● **To do**
Extract every record, keeping each one exactly as it is.

○ ○ ○ ○ ○ ○ ○

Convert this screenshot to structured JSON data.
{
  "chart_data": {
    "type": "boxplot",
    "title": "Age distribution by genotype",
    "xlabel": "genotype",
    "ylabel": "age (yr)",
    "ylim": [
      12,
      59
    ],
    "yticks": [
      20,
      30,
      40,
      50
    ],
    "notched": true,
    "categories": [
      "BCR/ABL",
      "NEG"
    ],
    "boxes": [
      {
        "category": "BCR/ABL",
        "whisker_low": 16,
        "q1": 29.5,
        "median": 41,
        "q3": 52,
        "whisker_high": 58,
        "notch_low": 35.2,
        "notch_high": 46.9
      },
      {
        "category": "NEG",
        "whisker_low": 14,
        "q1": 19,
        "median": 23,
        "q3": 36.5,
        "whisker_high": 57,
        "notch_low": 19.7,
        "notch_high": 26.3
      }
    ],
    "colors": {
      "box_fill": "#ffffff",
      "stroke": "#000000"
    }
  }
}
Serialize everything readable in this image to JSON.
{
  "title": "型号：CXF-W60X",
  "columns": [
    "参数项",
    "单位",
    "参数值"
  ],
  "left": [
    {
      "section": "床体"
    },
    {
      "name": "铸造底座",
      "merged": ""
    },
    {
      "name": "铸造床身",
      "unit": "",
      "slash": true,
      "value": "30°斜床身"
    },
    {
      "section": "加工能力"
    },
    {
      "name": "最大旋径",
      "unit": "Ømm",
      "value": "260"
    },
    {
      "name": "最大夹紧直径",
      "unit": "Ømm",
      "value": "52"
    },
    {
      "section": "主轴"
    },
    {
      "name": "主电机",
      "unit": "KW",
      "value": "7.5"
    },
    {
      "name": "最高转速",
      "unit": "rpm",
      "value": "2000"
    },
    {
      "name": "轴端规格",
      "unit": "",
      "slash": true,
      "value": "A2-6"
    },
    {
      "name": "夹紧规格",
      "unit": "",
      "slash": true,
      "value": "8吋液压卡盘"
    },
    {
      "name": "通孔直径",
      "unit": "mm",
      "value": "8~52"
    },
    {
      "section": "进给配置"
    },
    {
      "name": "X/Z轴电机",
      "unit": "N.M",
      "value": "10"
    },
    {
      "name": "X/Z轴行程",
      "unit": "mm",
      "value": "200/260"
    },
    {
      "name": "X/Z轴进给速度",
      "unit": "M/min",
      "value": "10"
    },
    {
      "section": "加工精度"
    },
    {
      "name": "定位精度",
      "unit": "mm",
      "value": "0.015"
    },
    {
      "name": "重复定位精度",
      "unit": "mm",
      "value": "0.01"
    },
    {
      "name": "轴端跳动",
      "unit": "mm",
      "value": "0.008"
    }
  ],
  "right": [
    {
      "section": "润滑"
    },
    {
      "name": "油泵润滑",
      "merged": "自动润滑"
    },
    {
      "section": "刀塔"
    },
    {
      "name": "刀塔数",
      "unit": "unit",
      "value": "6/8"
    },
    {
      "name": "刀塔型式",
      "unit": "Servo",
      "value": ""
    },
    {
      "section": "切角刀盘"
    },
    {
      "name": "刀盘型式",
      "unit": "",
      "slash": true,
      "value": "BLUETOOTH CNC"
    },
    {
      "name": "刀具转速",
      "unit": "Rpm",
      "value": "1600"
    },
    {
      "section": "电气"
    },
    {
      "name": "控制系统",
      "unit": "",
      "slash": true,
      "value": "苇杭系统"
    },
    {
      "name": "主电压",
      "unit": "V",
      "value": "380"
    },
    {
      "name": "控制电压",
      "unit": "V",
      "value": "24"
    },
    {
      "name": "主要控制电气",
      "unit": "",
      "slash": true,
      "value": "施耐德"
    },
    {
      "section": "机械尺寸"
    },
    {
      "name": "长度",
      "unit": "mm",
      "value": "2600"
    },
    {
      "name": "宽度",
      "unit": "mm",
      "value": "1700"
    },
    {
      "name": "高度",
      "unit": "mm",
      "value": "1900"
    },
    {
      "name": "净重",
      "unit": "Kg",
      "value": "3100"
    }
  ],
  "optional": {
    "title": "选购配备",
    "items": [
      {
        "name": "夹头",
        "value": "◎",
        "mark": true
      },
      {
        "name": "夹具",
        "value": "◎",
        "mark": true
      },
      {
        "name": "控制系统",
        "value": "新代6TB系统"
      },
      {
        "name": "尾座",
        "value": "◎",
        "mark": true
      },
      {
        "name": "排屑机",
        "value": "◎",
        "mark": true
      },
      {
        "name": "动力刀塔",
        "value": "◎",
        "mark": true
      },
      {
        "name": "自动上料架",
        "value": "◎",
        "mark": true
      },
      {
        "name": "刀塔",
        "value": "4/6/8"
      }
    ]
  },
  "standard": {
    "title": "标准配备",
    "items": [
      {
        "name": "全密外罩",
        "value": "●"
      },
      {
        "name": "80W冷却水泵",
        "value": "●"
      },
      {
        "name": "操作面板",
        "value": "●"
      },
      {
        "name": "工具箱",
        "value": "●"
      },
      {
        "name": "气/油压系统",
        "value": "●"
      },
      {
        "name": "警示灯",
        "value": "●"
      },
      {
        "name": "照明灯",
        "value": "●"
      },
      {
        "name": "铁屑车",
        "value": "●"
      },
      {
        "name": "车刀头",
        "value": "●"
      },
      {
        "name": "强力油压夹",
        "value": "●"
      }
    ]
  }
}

○ ○ ○ ○ ○ ○ ○

● **Answer below**
Convert this screenshot to structured JSON data.
{
  "chart_data": {
    "type": "boxplot",
    "title": "Age distribution by genotype",
    "xlabel": "genotype",
    "ylabel": "age (yr)",
    "ylim": [
      12,
      59
    ],
    "yticks": [
      20,
      30,
      40,
      50
    ],
    "notched": true,
    "categories": [
      "BCR/ABL",
      "NEG"
    ],
    "boxes": [
      {
        "category": "BCR/ABL",
        "whisker_low": 16,
        "q1": 29.5,
        "median": 41,
        "q3": 52,
        "whisker_high": 58,
        "notch_low": 35.2,
        "notch_high": 46.9
      },
      {
        "category": "NEG",
        "whisker_low": 14,
        "q1": 19,
        "median": 23,
        "q3": 36.5,
        "whisker_high": 57,
        "notch_low": 19.7,
        "notch_high": 26.3
      }
    ],
    "colors": {
      "box_fill": "#ffffff",
      "stroke": "#000000"
    }
  }
}
Serialize everything readable in this image to JSON.
{
  "title": "型号：CXF-W60X",
  "columns": [
    "参数项",
    "单位",
    "参数值"
  ],
  "left": [
    {
      "section": "床体"
    },
    {
      "name": "铸造底座",
      "merged": ""
    },
    {
      "name": "铸造床身",
      "unit": "",
      "slash": true,
      "value": "30°斜床身"
    },
    {
      "section": "加工能力"
    },
    {
      "name": "最大旋径",
      "unit": "Ømm",
      "value": "260"
    },
    {
      "name": "最大夹紧直径",
      "unit": "Ømm",
      "value": "52"
    },
    {
      "section": "主轴"
    },
    {
      "name": "主电机",
      "unit": "KW",
      "value": "7.5"
    },
    {
      "name": "最高转速",
      "unit": "rpm",
      "value": "2000"
    },
    {
      "name": "轴端规格",
      "unit": "",
      "slash": true,
      "value": "A2-6"
    },
    {
      "name": "夹紧规格",
      "unit": "",
      "slash": true,
      "value": "8吋液压卡盘"
    },
    {
      "name": "通孔直径",
      "unit": "mm",
      "value": "8~52"
    },
    {
      "section": "进给配置"
    },
    {
      "name": "X/Z轴电机",
      "unit": "N.M",
      "value": "10"
    },
    {
      "name": "X/Z轴行程",
      "unit": "mm",
      "value": "200/260"
    },
    {
      "name": "X/Z轴进给速度",
      "unit": "M/min",
      "value": "10"
    },
    {
      "section": "加工精度"
    },
    {
      "name": "定位精度",
      "unit": "mm",
      "value": "0.015"
    },
    {
      "name": "重复定位精度",
      "unit": "mm",
      "value": "0.01"
    },
    {
      "name": "轴端跳动",
      "unit": "mm",
      "value": "0.008"
    }
  ],
  "right": [
    {
      "section": "润滑"
    },
    {
      "name": "油泵润滑",
      "merged": "自动润滑"
    },
    {
      "section": "刀塔"
    },
    {
      "name": "刀塔数",
      "unit": "unit",
      "value": "6/8"
    },
    {
      "name": "刀塔型式",
      "unit": "Servo",
      "value": ""
    },
    {
      "section": "切角刀盘"
    },
    {
      "name": "刀盘型式",
      "unit": "",
      "slash": true,
      "value": "BLUETOOTH CNC"
    },
    {
      "name": "刀具转速",
      "unit": "Rpm",
      "value": "1600"
    },
    {
      "section": "电气"
    },
    {
      "name": "控制系统",
      "unit": "",
      "slash": true,
      "value": "苇杭系统"
    },
    {
      "name": "主电压",
      "unit": "V",
      "value": "380"
    },
    {
      "name": "控制电压",
      "unit": "V",
      "value": "24"
    },
    {
      "name": "主要控制电气",
      "unit": "",
      "slash": true,
      "value": "施耐德"
    },
    {
      "section": "机械尺寸"
    },
    {
      "name": "长度",
      "unit": "mm",
      "value": "2600"
    },
    {
      "name": "宽度",
      "unit": "mm",
      "value": "1700"
    },
    {
      "name": "高度",
      "unit": "mm",
      "value": "1900"
    },
    {
      "name": "净重",
      "unit": "Kg",
      "value": "3100"
    }
  ],
  "optional": {
    "title": "选购配备",
    "items": [
      {
        "name": "夹头",
        "value": "◎",
        "mark": true
      },
      {
        "name": "夹具",
        "value": "◎",
        "mark": true
      },
      {
        "name": "控制系统",
        "value": "新代6TB系统"
      },
      {
        "name": "尾座",
        "value": "◎",
        "mark": true
      },
      {
        "name": "排屑机",
        "value": "◎",
        "mark": true
      },
      {
        "name": "动力刀塔",
        "value": "◎",
        "mark": true
      },
      {
        "name": "自动上料架",
        "value": "◎",
        "mark": true
      },
      {
        "name": "刀塔",
        "value": "4/6/8"
      }
    ]
  },
  "standard": {
    "title": "标准配备",
    "items": [
      {
        "name": "全密外罩",
        "value": "●"
      },
      {
        "name": "80W冷却水泵",
        "value": "●"
      },
      {
        "name": "操作面板",
        "value": "●"
      },
      {
        "name": "工具箱",
        "value": "●"
      },
      {
        "name": "气/油压系统",
        "value": "●"
      },
      {
        "name": "警示灯",
        "value": "●"
      },
      {
        "name": "照明灯",
        "value": "●"
      },
      {
        "name": "铁屑车",
        "value": "●"
      },
      {
        "name": "车刀头",
        "value": "●"
      },
      {
        "name": "强力油压夹",
        "value": "●"
      }
    ]
  }
}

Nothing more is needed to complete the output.